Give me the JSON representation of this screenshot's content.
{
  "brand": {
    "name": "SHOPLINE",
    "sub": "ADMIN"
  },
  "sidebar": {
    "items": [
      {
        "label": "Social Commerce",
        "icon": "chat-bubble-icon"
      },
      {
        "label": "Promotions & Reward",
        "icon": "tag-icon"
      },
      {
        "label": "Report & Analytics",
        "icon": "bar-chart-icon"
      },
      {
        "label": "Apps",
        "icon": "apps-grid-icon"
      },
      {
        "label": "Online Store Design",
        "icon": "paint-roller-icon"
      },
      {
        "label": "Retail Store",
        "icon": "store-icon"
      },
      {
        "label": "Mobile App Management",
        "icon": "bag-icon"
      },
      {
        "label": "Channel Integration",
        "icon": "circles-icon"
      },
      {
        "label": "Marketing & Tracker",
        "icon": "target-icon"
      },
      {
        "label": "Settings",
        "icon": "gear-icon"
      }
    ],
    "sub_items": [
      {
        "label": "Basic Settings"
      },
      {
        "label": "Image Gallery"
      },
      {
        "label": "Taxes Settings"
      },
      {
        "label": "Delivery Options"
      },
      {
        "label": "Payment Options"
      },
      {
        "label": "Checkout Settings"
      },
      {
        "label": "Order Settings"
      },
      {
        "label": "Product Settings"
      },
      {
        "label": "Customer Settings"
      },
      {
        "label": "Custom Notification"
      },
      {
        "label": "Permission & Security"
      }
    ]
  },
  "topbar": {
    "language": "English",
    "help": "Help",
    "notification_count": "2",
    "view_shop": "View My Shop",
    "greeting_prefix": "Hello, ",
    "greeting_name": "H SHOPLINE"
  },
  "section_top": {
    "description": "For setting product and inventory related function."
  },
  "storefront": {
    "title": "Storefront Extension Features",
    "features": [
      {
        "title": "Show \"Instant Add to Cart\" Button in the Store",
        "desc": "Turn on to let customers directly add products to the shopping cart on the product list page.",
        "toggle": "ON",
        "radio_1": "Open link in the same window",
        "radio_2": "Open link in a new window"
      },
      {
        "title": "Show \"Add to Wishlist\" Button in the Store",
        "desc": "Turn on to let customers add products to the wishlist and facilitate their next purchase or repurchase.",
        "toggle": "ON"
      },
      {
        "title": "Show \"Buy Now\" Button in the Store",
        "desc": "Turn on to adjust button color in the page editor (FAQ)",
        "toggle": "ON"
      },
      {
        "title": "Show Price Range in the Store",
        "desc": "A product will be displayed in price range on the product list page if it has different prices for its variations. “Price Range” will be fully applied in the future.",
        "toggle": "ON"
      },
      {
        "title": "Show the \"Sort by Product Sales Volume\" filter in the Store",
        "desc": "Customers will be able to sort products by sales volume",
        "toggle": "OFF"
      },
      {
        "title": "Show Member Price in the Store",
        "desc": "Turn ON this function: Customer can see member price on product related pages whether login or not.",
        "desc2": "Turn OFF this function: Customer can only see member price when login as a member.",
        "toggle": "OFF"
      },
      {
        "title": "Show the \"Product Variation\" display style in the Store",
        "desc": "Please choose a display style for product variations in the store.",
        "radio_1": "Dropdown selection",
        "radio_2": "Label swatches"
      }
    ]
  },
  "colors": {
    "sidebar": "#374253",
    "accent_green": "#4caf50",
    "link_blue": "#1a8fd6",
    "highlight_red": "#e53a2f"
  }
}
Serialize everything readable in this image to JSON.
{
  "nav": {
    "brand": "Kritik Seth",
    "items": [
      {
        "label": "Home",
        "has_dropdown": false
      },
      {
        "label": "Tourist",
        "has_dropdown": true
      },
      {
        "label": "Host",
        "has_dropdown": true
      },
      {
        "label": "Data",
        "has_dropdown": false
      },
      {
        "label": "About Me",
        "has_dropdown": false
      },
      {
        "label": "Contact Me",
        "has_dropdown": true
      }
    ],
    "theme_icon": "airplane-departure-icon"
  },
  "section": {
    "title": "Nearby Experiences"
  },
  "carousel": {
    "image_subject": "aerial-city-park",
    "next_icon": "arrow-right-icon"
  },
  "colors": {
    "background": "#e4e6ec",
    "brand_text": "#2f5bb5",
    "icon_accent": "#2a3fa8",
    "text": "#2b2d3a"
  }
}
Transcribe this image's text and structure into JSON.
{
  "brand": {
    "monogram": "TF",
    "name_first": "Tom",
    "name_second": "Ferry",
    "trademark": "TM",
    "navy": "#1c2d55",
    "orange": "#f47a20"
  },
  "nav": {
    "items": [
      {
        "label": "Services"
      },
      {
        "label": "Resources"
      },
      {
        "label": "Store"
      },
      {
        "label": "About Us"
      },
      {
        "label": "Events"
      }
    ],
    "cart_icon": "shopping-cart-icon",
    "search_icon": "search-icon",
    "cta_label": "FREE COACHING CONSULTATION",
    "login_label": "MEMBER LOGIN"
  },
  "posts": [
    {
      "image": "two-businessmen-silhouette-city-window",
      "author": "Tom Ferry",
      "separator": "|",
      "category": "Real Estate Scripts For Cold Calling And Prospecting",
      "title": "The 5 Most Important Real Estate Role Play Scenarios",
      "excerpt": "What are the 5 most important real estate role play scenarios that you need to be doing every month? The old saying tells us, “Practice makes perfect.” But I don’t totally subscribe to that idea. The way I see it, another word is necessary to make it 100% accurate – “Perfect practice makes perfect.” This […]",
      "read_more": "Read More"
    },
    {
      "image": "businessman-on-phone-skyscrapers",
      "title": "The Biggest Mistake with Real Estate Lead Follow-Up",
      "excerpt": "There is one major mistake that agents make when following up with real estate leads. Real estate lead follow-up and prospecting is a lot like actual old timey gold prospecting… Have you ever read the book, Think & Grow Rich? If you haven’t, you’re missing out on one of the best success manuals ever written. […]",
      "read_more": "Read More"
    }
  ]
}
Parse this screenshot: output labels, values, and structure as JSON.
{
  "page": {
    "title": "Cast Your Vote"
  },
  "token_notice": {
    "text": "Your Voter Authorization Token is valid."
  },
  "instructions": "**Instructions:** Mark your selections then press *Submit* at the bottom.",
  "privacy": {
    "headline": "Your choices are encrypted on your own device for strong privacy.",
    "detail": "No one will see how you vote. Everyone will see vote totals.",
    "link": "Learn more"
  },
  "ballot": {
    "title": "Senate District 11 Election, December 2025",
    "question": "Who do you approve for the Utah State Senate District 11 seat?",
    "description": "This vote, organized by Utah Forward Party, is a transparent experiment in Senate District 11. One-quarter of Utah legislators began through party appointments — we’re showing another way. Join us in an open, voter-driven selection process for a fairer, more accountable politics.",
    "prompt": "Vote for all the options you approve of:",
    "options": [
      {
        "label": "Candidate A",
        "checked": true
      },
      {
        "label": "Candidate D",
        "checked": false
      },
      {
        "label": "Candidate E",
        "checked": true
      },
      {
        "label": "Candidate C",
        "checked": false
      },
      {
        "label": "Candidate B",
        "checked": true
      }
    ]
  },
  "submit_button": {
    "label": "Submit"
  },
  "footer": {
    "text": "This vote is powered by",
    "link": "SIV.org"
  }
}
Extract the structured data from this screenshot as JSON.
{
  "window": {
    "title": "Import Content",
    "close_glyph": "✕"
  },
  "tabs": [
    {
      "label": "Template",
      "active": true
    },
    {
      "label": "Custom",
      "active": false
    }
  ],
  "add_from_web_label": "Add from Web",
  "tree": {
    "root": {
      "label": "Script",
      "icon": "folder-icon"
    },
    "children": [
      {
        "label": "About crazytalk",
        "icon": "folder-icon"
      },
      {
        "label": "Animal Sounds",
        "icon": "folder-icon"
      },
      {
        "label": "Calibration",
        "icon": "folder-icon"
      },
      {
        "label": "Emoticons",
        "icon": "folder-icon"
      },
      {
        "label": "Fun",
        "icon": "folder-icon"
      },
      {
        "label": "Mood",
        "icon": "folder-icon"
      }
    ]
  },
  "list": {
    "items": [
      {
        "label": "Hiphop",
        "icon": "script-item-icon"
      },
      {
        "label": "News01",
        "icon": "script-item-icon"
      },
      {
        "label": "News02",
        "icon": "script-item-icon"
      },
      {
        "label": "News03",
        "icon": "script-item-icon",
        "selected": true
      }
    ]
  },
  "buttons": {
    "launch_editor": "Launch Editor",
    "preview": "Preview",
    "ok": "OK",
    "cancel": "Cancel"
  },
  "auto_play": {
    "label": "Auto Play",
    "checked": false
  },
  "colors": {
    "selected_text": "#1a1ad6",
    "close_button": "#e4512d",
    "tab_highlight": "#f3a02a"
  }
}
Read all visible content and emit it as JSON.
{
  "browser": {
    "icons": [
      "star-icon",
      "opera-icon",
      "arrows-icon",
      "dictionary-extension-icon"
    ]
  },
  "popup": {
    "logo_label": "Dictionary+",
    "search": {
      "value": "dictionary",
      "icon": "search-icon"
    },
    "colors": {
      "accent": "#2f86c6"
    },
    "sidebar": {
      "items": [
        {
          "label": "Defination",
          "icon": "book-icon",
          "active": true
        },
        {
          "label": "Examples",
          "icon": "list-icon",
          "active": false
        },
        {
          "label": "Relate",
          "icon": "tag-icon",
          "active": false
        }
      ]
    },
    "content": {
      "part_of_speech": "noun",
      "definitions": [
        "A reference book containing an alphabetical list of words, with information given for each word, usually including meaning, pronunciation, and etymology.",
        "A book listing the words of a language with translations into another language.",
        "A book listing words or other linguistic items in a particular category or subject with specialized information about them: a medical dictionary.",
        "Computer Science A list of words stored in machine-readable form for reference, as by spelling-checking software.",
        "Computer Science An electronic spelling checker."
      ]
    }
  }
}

#### [TASK TO COMPLETE]
Select every line above that contains the word "Turn", and copy it.

#### [FULL SOLUTION]
        "desc": "Turn on to let customers directly add products to the shopping cart on the product list page.",
        "desc": "Turn on to let customers add products to the wishlist and facilitate their next purchase or repurchase.",
        "desc": "Turn on to adjust button color in the page editor (FAQ)",
        "desc": "Turn ON this function: Customer can see member price on product related pages whether login or not.",
        "desc2": "Turn OFF this function: Customer can only see member price when login as a member.",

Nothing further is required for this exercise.